#### WRITTEN PROBLEM
Below are entries. Pull out all lines containing "model".

_ _ _ _ _

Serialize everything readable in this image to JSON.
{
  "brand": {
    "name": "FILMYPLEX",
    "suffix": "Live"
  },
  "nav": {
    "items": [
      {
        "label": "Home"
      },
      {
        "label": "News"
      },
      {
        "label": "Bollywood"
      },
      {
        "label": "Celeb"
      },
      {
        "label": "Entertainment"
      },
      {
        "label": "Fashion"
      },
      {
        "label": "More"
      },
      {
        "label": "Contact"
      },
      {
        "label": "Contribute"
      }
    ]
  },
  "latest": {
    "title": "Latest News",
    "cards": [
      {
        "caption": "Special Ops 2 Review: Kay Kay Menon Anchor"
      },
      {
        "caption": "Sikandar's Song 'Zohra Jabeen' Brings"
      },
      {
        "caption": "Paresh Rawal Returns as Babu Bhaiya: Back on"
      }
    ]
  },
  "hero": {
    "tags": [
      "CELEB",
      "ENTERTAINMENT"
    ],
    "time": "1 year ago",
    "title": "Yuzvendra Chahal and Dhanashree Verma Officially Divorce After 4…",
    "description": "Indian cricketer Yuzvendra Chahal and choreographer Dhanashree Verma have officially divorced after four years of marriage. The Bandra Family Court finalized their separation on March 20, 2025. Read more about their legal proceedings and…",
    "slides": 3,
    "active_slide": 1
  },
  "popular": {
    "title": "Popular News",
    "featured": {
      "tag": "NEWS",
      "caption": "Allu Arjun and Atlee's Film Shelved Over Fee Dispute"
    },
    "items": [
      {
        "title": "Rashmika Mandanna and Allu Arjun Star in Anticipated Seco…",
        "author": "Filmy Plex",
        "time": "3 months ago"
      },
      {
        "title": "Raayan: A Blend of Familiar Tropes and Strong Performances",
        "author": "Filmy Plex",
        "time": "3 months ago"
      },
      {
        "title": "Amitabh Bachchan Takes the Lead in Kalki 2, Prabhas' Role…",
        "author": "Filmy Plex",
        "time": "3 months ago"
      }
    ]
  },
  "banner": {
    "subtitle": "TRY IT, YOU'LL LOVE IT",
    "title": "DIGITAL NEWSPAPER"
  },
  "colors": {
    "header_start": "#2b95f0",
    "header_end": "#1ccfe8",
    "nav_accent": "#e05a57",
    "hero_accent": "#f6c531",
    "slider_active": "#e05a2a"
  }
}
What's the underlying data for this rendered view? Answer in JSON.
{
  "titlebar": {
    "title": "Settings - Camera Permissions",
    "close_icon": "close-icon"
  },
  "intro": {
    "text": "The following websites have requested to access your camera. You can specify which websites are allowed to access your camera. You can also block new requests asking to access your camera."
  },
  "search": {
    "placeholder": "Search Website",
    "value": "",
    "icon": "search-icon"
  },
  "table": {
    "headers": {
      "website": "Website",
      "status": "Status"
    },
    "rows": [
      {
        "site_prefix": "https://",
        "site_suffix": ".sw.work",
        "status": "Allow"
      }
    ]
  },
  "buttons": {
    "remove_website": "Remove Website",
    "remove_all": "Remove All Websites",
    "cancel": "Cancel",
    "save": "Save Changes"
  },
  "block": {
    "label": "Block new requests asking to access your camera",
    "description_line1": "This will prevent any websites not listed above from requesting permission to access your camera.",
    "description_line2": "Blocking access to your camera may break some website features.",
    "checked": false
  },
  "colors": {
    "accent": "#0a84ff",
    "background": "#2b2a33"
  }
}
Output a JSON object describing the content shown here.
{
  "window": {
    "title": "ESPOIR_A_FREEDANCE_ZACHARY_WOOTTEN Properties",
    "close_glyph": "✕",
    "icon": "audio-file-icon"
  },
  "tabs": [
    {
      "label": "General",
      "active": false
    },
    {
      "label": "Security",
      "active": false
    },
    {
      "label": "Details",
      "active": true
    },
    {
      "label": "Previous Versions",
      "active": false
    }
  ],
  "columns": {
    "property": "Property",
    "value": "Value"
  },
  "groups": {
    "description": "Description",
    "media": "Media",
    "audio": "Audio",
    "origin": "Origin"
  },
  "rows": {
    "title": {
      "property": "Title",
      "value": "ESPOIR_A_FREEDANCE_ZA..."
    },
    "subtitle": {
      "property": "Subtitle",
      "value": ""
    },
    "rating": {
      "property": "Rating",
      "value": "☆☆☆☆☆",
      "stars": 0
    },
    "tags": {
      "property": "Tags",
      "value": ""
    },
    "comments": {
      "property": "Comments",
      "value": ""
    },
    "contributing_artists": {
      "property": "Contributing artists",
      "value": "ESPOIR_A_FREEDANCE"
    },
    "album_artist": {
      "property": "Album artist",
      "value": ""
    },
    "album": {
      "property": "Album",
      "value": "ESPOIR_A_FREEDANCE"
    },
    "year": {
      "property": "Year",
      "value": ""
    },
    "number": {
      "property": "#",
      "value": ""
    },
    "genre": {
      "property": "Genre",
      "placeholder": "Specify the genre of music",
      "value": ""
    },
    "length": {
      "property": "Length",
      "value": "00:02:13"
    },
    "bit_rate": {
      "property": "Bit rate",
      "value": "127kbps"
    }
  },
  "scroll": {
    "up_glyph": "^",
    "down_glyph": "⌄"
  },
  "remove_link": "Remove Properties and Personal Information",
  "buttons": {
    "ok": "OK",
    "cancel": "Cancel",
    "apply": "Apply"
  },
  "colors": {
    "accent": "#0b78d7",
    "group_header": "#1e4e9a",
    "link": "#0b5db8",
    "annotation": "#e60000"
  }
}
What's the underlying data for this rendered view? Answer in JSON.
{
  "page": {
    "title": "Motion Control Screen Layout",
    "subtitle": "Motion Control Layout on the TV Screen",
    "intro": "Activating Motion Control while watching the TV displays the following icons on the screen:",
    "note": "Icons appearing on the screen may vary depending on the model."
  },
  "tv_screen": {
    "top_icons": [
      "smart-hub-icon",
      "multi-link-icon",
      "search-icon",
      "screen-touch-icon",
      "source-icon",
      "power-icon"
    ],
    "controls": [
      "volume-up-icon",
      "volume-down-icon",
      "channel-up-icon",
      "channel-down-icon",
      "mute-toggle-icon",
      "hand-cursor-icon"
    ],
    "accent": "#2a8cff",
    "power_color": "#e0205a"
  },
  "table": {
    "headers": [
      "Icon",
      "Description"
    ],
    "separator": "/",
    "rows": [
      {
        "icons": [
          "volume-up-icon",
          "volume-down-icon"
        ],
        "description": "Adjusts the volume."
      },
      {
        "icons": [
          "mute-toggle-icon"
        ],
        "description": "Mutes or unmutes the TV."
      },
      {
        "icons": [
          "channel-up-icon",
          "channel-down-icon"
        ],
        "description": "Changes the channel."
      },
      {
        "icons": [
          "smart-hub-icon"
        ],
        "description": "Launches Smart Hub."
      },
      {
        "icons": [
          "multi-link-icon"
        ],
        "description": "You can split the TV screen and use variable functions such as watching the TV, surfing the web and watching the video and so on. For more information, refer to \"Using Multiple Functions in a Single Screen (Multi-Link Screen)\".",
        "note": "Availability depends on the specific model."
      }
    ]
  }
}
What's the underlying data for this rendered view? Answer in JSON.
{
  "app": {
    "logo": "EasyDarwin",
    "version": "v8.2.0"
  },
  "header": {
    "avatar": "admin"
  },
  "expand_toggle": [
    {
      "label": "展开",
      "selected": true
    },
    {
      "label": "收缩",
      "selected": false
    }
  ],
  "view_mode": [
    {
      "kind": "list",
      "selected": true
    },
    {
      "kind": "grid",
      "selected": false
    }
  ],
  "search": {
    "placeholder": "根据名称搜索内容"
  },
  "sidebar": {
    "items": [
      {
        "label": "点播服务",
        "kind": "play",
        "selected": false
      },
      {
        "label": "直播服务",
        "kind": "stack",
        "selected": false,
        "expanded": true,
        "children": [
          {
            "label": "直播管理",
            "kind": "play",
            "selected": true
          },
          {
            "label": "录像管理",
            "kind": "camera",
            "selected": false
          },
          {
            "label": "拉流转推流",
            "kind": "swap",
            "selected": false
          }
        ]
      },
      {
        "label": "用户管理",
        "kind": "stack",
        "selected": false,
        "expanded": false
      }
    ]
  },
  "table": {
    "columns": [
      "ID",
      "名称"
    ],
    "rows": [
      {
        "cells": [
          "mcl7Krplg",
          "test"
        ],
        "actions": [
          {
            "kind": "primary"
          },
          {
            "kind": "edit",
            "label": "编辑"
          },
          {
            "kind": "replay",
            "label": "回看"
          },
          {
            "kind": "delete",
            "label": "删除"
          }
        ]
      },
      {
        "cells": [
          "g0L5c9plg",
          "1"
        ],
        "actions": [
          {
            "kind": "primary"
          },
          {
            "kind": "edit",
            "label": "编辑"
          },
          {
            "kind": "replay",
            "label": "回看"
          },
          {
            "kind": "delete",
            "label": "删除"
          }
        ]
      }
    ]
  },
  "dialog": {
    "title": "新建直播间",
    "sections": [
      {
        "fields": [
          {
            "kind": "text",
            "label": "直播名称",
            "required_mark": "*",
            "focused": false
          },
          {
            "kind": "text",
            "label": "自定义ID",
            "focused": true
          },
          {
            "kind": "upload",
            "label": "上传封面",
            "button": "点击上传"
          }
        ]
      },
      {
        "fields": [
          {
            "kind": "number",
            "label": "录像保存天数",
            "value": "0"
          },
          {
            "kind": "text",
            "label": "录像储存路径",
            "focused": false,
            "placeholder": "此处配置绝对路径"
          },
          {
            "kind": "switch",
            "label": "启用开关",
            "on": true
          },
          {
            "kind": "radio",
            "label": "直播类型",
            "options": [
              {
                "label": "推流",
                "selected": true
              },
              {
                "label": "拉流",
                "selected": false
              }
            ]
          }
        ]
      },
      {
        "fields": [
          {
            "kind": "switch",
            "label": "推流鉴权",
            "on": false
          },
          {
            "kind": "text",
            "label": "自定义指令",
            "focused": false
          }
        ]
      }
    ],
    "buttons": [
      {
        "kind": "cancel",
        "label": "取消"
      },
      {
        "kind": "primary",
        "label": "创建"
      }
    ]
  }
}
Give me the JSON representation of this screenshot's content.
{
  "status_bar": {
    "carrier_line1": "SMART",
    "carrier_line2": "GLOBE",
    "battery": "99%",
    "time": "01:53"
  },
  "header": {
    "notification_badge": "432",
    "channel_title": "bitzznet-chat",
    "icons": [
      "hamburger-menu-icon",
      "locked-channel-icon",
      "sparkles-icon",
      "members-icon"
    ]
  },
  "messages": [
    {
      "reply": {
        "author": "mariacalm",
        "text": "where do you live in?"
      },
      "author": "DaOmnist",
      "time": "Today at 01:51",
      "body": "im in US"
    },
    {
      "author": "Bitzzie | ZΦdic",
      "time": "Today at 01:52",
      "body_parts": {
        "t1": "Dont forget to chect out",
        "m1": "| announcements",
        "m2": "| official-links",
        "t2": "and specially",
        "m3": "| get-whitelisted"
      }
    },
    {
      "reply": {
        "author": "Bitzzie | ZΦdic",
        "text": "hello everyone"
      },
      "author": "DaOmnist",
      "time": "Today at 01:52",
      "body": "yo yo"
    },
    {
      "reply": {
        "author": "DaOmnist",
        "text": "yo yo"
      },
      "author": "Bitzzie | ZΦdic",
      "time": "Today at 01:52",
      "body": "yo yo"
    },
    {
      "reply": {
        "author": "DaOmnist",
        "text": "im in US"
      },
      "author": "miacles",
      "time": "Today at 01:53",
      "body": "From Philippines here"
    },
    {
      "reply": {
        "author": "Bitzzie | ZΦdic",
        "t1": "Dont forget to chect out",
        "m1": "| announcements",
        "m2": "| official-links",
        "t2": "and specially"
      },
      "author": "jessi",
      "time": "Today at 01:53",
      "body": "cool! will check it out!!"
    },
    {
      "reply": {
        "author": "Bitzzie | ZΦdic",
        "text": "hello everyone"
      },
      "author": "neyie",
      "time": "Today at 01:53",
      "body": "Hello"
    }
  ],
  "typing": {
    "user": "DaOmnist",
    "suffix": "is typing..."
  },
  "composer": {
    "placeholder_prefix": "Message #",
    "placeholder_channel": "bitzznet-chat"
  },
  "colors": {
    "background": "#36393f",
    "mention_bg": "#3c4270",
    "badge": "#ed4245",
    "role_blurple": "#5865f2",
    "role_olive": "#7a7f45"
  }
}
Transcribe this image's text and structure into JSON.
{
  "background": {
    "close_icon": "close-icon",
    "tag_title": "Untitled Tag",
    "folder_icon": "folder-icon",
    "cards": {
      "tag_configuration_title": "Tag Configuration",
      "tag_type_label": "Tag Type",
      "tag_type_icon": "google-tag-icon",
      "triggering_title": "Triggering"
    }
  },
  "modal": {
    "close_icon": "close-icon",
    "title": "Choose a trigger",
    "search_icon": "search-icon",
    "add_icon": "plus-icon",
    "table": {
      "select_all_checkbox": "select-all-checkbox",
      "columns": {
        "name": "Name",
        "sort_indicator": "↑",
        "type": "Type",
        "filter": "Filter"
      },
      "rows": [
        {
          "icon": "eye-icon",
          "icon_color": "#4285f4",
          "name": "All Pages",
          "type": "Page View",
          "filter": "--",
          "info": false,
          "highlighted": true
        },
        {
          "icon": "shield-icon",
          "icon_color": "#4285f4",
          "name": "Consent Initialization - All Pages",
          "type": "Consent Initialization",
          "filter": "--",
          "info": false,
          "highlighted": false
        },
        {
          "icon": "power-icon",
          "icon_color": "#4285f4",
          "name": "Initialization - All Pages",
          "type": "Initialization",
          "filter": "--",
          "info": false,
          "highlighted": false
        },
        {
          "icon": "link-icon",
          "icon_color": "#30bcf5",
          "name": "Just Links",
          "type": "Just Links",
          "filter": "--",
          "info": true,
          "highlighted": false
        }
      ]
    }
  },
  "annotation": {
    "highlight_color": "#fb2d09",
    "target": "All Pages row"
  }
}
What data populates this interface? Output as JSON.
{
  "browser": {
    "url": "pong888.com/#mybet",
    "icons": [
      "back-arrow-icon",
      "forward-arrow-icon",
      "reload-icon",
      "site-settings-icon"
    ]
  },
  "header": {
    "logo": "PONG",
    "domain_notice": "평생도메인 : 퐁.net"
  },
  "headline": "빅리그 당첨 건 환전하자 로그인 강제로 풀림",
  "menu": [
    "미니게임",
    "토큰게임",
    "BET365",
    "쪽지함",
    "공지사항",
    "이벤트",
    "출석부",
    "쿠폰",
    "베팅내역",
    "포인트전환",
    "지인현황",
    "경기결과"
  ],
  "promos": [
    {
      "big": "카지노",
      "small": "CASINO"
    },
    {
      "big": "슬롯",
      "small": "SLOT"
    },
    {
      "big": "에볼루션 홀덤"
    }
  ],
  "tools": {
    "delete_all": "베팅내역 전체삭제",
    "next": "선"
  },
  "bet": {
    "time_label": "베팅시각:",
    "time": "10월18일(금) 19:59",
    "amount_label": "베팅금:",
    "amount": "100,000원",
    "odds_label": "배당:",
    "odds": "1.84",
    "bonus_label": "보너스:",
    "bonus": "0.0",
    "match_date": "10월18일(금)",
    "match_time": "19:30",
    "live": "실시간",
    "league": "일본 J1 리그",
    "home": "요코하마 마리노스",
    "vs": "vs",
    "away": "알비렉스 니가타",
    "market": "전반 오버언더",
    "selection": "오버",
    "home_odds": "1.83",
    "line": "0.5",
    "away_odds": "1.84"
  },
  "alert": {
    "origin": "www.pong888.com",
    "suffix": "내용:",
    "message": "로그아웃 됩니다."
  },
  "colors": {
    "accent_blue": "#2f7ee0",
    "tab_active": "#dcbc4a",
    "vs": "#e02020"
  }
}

_ _ _ _ _

#### OUTPUT FOR THIS TASK
    "note": "Icons appearing on the screen may vary depending on the model."
        "note": "Availability depends on the specific model."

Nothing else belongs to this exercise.